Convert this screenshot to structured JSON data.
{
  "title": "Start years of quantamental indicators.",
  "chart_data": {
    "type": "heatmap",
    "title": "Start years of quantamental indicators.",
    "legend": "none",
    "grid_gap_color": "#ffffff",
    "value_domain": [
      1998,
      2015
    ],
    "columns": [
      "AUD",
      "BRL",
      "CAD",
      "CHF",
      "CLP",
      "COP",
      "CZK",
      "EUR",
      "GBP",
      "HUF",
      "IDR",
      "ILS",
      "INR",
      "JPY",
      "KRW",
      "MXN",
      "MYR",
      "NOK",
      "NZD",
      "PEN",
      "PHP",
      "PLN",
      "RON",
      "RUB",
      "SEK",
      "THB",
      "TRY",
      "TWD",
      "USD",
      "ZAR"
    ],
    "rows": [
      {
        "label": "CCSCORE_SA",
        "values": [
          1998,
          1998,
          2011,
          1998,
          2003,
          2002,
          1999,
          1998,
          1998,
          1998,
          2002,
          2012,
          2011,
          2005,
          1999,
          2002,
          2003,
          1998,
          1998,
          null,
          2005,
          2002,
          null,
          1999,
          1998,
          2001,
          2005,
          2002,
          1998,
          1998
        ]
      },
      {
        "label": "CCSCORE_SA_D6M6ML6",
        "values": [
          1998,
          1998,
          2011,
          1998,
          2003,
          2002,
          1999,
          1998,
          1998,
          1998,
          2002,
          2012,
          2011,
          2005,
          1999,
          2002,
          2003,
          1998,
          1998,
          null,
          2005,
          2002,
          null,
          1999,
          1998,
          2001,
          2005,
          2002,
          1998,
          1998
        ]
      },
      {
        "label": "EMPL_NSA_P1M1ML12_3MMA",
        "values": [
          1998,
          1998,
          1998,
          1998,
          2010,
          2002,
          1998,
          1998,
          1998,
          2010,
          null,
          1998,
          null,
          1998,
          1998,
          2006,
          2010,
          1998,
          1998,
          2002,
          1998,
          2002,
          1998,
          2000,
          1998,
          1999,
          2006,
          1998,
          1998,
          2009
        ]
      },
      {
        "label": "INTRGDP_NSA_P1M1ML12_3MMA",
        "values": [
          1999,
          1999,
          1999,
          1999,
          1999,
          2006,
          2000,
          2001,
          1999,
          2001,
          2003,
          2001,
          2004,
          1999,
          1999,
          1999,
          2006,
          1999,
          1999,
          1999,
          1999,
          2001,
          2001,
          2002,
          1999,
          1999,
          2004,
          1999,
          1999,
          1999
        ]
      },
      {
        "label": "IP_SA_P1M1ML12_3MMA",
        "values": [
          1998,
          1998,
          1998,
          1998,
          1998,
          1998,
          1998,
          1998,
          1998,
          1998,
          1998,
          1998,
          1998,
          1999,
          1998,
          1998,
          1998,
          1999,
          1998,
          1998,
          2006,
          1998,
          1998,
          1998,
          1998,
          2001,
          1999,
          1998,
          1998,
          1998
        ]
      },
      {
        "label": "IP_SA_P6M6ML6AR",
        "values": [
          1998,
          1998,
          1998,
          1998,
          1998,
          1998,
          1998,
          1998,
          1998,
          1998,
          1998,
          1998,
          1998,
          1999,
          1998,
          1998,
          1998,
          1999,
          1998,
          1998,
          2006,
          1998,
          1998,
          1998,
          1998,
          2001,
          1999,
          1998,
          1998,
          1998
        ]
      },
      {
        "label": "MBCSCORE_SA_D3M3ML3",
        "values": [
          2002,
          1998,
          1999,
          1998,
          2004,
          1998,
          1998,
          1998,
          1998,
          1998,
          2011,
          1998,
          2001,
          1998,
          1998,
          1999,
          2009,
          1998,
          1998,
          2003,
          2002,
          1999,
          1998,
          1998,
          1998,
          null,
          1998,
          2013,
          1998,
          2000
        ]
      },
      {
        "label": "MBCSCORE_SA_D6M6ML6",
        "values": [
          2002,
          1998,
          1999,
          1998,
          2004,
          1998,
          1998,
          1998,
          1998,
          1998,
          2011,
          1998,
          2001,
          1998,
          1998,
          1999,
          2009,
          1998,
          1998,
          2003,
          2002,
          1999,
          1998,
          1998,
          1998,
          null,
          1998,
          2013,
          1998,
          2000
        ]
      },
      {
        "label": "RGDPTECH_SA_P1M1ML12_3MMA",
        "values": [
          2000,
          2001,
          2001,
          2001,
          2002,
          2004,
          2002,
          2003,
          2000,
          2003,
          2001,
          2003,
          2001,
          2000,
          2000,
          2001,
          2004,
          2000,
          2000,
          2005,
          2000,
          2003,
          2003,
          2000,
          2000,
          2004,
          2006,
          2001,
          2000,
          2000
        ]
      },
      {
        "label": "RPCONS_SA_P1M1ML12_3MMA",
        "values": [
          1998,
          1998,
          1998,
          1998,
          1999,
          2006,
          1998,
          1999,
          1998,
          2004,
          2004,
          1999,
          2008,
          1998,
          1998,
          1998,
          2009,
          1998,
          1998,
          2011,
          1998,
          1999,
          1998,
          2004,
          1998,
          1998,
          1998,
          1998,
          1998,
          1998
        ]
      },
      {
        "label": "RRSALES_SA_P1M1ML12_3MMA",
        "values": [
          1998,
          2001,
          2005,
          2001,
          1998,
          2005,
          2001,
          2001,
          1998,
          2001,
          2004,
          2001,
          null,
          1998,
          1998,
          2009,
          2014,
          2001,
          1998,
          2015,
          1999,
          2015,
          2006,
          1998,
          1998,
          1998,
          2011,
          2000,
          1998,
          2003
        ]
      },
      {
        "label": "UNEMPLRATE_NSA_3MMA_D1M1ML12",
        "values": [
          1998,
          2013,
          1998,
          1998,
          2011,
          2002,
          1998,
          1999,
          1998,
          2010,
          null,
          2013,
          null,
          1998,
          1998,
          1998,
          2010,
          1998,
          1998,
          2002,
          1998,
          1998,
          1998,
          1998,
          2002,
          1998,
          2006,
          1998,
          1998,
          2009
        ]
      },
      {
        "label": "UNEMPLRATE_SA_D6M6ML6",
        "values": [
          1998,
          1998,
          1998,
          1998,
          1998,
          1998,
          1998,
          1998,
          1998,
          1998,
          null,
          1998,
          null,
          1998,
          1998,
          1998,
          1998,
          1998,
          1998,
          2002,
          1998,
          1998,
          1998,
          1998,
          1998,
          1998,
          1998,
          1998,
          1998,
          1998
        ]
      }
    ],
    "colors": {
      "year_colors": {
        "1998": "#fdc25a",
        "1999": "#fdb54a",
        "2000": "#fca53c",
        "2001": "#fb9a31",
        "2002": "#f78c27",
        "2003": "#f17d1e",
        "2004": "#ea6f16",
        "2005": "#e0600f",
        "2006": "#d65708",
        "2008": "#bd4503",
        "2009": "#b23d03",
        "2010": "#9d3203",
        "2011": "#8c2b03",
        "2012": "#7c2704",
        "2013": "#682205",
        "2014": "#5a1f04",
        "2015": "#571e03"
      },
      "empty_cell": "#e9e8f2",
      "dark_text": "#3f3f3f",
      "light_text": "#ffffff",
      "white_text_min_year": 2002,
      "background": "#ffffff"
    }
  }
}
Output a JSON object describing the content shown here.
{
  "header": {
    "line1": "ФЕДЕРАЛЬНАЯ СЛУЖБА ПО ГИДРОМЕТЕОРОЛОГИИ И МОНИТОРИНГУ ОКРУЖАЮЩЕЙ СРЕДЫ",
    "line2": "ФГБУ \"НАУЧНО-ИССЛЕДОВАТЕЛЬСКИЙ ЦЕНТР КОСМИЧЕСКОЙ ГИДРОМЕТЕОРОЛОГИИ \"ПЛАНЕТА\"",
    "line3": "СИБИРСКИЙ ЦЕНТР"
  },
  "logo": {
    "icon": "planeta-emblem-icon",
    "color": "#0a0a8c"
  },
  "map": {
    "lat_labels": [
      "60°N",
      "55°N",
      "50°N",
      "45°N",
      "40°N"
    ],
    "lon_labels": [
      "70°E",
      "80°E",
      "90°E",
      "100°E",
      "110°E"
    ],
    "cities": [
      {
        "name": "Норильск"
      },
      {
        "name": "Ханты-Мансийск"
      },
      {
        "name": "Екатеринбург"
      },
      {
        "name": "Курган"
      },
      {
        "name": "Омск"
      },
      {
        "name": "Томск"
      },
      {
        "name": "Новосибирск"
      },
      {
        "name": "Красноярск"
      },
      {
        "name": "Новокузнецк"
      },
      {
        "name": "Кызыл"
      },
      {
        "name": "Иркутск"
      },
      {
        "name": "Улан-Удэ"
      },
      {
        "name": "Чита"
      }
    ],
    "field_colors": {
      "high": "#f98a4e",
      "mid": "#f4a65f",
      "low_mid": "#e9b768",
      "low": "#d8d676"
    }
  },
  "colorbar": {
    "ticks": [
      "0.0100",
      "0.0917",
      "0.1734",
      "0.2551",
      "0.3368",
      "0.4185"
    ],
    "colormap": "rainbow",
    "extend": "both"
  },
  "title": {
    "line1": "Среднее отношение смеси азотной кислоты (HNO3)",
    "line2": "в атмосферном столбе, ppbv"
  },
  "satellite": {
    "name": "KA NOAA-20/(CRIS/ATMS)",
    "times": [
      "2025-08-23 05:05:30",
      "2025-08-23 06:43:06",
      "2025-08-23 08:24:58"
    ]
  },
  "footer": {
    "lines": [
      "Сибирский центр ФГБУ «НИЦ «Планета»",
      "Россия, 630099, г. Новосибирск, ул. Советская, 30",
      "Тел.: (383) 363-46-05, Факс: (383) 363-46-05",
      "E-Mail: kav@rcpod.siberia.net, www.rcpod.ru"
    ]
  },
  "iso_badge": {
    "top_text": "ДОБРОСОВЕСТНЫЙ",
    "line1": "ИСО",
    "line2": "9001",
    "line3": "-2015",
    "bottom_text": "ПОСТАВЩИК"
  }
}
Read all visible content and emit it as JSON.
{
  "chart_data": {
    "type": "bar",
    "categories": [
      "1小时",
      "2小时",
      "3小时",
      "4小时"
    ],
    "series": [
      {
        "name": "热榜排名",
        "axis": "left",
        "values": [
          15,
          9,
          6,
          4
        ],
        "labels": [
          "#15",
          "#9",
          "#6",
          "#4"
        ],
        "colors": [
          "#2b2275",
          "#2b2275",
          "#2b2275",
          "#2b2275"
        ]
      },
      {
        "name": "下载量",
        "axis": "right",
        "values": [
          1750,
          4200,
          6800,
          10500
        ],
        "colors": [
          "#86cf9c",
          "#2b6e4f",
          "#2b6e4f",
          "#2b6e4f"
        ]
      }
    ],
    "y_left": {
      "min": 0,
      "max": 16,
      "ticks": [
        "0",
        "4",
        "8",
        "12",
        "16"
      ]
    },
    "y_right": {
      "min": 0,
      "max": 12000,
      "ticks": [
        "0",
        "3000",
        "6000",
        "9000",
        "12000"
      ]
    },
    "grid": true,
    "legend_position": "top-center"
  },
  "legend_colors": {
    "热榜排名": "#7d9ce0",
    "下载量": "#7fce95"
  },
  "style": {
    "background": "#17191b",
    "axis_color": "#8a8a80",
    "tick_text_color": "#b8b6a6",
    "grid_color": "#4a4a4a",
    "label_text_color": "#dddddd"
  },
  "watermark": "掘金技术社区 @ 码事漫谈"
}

━━━━━━━━━━━━━━━━━━━━

== Set problem ==
Copy out each line of the material that holds the word "quantamental".

== Completed exercise ==
  "title": "Start years of quantamental indicators.",
    "title": "Start years of quantamental indicators.",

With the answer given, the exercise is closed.